_TASK TO CARRY OUT_
A faithful copy of the entries, without any pictures, is what is needed here.

_Transcription dataset entries_
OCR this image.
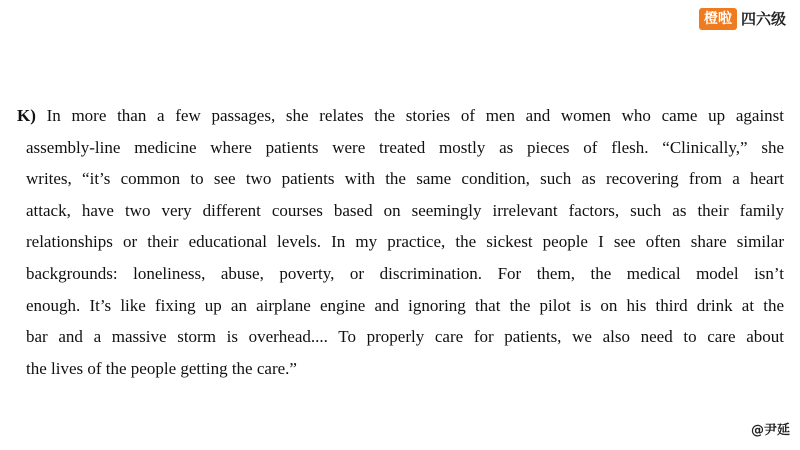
橙啦 四六级
K) In more than a few passages, she relates the stories of men and women who came up against
assembly-line medicine where patients were treated mostly as pieces of flesh. “Clinically,” she
writes, “it’s common to see two patients with the same condition, such as recovering from a heart
attack, have two very different courses based on seemingly irrelevant factors, such as their family
relationships or their educational levels. In my practice, the sickest people I see often share similar
backgrounds: loneliness, abuse, poverty, or discrimination. For them, the medical model isn’t
enough. It’s like fixing up an airplane engine and ignoring that the pilot is on his third drink at the
bar and a massive storm is overhead.... To properly care for patients, we also need to care about
the lives of the people getting the care.”
@尹延
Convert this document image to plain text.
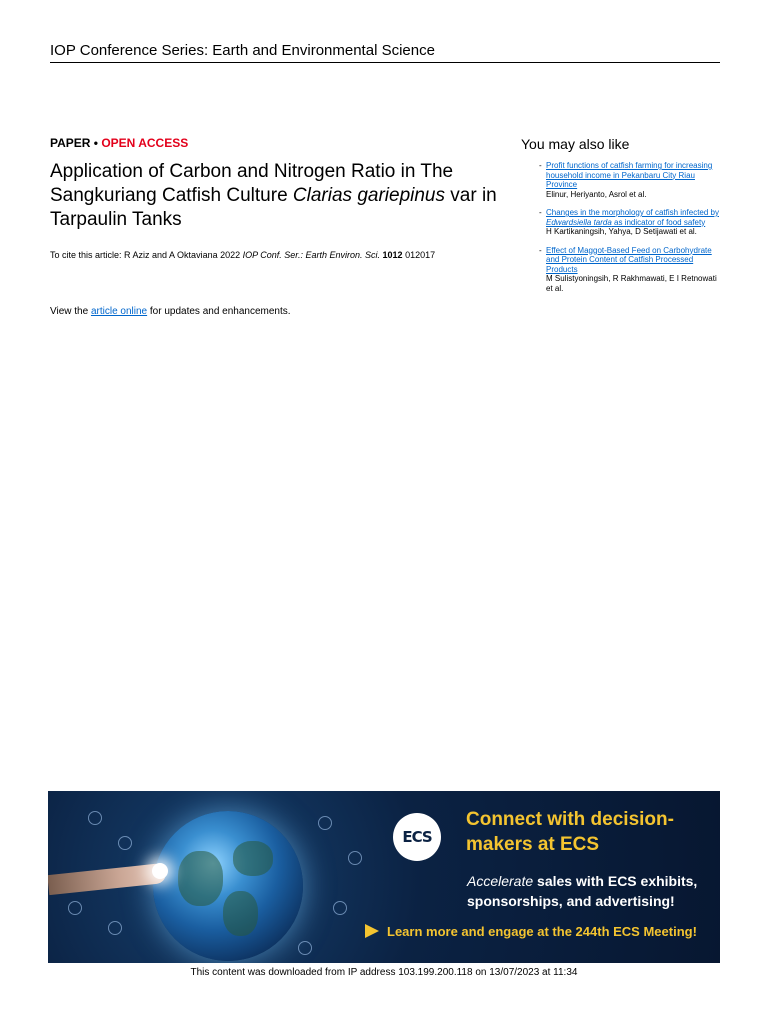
IOP Conference Series: Earth and Environmental Science
PAPER • OPEN ACCESS
Application of Carbon and Nitrogen Ratio in The Sangkuriang Catfish Culture Clarias gariepinus var in Tarpaulin Tanks
To cite this article: R Aziz and A Oktaviana 2022 IOP Conf. Ser.: Earth Environ. Sci. 1012 012017
View the article online for updates and enhancements.
You may also like
- Profit functions of catfish farming for increasing household income in Pekanbaru City Riau Province
Elinur, Heriyanto, Asrol et al.
- Changes in the morphology of catfish infected by Edwardsiella tarda as indicator of food safety
H Kartikaningsih, Yahya, D Setijawati et al.
- Effect of Maggot-Based Feed on Carbohydrate and Protein Content of Catfish Processed Products
M Sulistyoningsih, R Rakhmawati, E I Retnowati et al.
ECS
Connect with decision-makers at ECS
Accelerate sales with ECS exhibits, sponsorships, and advertising!
Learn more and engage at the 244th ECS Meeting!
This content was downloaded from IP address 103.199.200.118 on 13/07/2023 at 11:34
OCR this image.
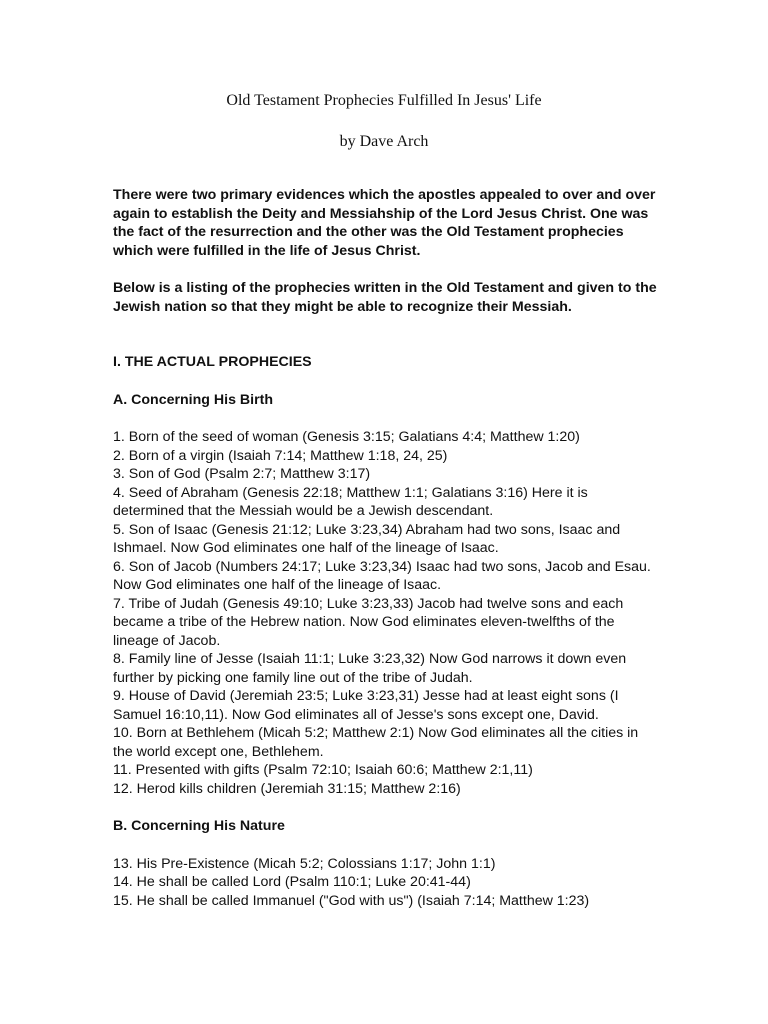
Old Testament Prophecies Fulfilled In Jesus' Life
by Dave Arch

There were two primary evidences which the apostles appealed to over and over again to establish the Deity and Messiahship of the Lord Jesus Christ. One was the fact of the resurrection and the other was the Old Testament prophecies which were fulfilled in the life of Jesus Christ.

Below is a listing of the prophecies written in the Old Testament and given to the Jewish nation so that they might be able to recognize their Messiah.

I. THE ACTUAL PROPHECIES

A. Concerning His Birth

1. Born of the seed of woman (Genesis 3:15; Galatians 4:4; Matthew 1:20)
2. Born of a virgin (Isaiah 7:14; Matthew 1:18, 24, 25)
3. Son of God (Psalm 2:7; Matthew 3:17)
4. Seed of Abraham (Genesis 22:18; Matthew 1:1; Galatians 3:16) Here it is determined that the Messiah would be a Jewish descendant.
5. Son of Isaac (Genesis 21:12; Luke 3:23,34) Abraham had two sons, Isaac and Ishmael. Now God eliminates one half of the lineage of Isaac.
6. Son of Jacob (Numbers 24:17; Luke 3:23,34) Isaac had two sons, Jacob and Esau. Now God eliminates one half of the lineage of Isaac.
7. Tribe of Judah (Genesis 49:10; Luke 3:23,33) Jacob had twelve sons and each became a tribe of the Hebrew nation. Now God eliminates eleven-twelfths of the lineage of Jacob.
8. Family line of Jesse (Isaiah 11:1; Luke 3:23,32) Now God narrows it down even further by picking one family line out of the tribe of Judah.
9. House of David (Jeremiah 23:5; Luke 3:23,31) Jesse had at least eight sons (I Samuel 16:10,11). Now God eliminates all of Jesse's sons except one, David.
10. Born at Bethlehem (Micah 5:2; Matthew 2:1) Now God eliminates all the cities in the world except one, Bethlehem.
11. Presented with gifts (Psalm 72:10; Isaiah 60:6; Matthew 2:1,11)
12. Herod kills children (Jeremiah 31:15; Matthew 2:16)

B. Concerning His Nature

13. His Pre-Existence (Micah 5:2; Colossians 1:17; John 1:1)
14. He shall be called Lord (Psalm 110:1; Luke 20:41-44)
15. He shall be called Immanuel ("God with us") (Isaiah 7:14; Matthew 1:23)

_REPLY_
OCR this image.
橙啦 四六级
K) In more than a few passages, she relates the stories of men and women who came up against
assembly-line medicine where patients were treated mostly as pieces of flesh. “Clinically,” she
writes, “it’s common to see two patients with the same condition, such as recovering from a heart
attack, have two very different courses based on seemingly irrelevant factors, such as their family
relationships or their educational levels. In my practice, the sickest people I see often share similar
backgrounds: loneliness, abuse, poverty, or discrimination. For them, the medical model isn’t
enough. It’s like fixing up an airplane engine and ignoring that the pilot is on his third drink at the
bar and a massive storm is overhead.... To properly care for patients, we also need to care about
the lives of the people getting the care.”
@尹延
Convert this document image to plain text.
IOP Conference Series: Earth and Environmental Science
PAPER • OPEN ACCESS
Application of Carbon and Nitrogen Ratio in The Sangkuriang Catfish Culture Clarias gariepinus var in Tarpaulin Tanks
To cite this article: R Aziz and A Oktaviana 2022 IOP Conf. Ser.: Earth Environ. Sci. 1012 012017
View the article online for updates and enhancements.
You may also like
- Profit functions of catfish farming for increasing household income in Pekanbaru City Riau Province
Elinur, Heriyanto, Asrol et al.
- Changes in the morphology of catfish infected by Edwardsiella tarda as indicator of food safety
H Kartikaningsih, Yahya, D Setijawati et al.
- Effect of Maggot-Based Feed on Carbohydrate and Protein Content of Catfish Processed Products
M Sulistyoningsih, R Rakhmawati, E I Retnowati et al.
ECS
Connect with decision-makers at ECS
Accelerate sales with ECS exhibits, sponsorships, and advertising!
Learn more and engage at the 244th ECS Meeting!
This content was downloaded from IP address 103.199.200.118 on 13/07/2023 at 11:34
OCR this image.
Old Testament Prophecies Fulfilled In Jesus' Life
by Dave Arch

There were two primary evidences which the apostles appealed to over and over again to establish the Deity and Messiahship of the Lord Jesus Christ. One was the fact of the resurrection and the other was the Old Testament prophecies which were fulfilled in the life of Jesus Christ.

Below is a listing of the prophecies written in the Old Testament and given to the Jewish nation so that they might be able to recognize their Messiah.

I. THE ACTUAL PROPHECIES

A. Concerning His Birth

1. Born of the seed of woman (Genesis 3:15; Galatians 4:4; Matthew 1:20)
2. Born of a virgin (Isaiah 7:14; Matthew 1:18, 24, 25)
3. Son of God (Psalm 2:7; Matthew 3:17)
4. Seed of Abraham (Genesis 22:18; Matthew 1:1; Galatians 3:16) Here it is determined that the Messiah would be a Jewish descendant.
5. Son of Isaac (Genesis 21:12; Luke 3:23,34) Abraham had two sons, Isaac and Ishmael. Now God eliminates one half of the lineage of Isaac.
6. Son of Jacob (Numbers 24:17; Luke 3:23,34) Isaac had two sons, Jacob and Esau. Now God eliminates one half of the lineage of Isaac.
7. Tribe of Judah (Genesis 49:10; Luke 3:23,33) Jacob had twelve sons and each became a tribe of the Hebrew nation. Now God eliminates eleven-twelfths of the lineage of Jacob.
8. Family line of Jesse (Isaiah 11:1; Luke 3:23,32) Now God narrows it down even further by picking one family line out of the tribe of Judah.
9. House of David (Jeremiah 23:5; Luke 3:23,31) Jesse had at least eight sons (I Samuel 16:10,11). Now God eliminates all of Jesse's sons except one, David.
10. Born at Bethlehem (Micah 5:2; Matthew 2:1) Now God eliminates all the cities in the world except one, Bethlehem.
11. Presented with gifts (Psalm 72:10; Isaiah 60:6; Matthew 2:1,11)
12. Herod kills children (Jeremiah 31:15; Matthew 2:16)

B. Concerning His Nature

13. His Pre-Existence (Micah 5:2; Colossians 1:17; John 1:1)
14. He shall be called Lord (Psalm 110:1; Luke 20:41-44)
15. He shall be called Immanuel ("God with us") (Isaiah 7:14; Matthew 1:23)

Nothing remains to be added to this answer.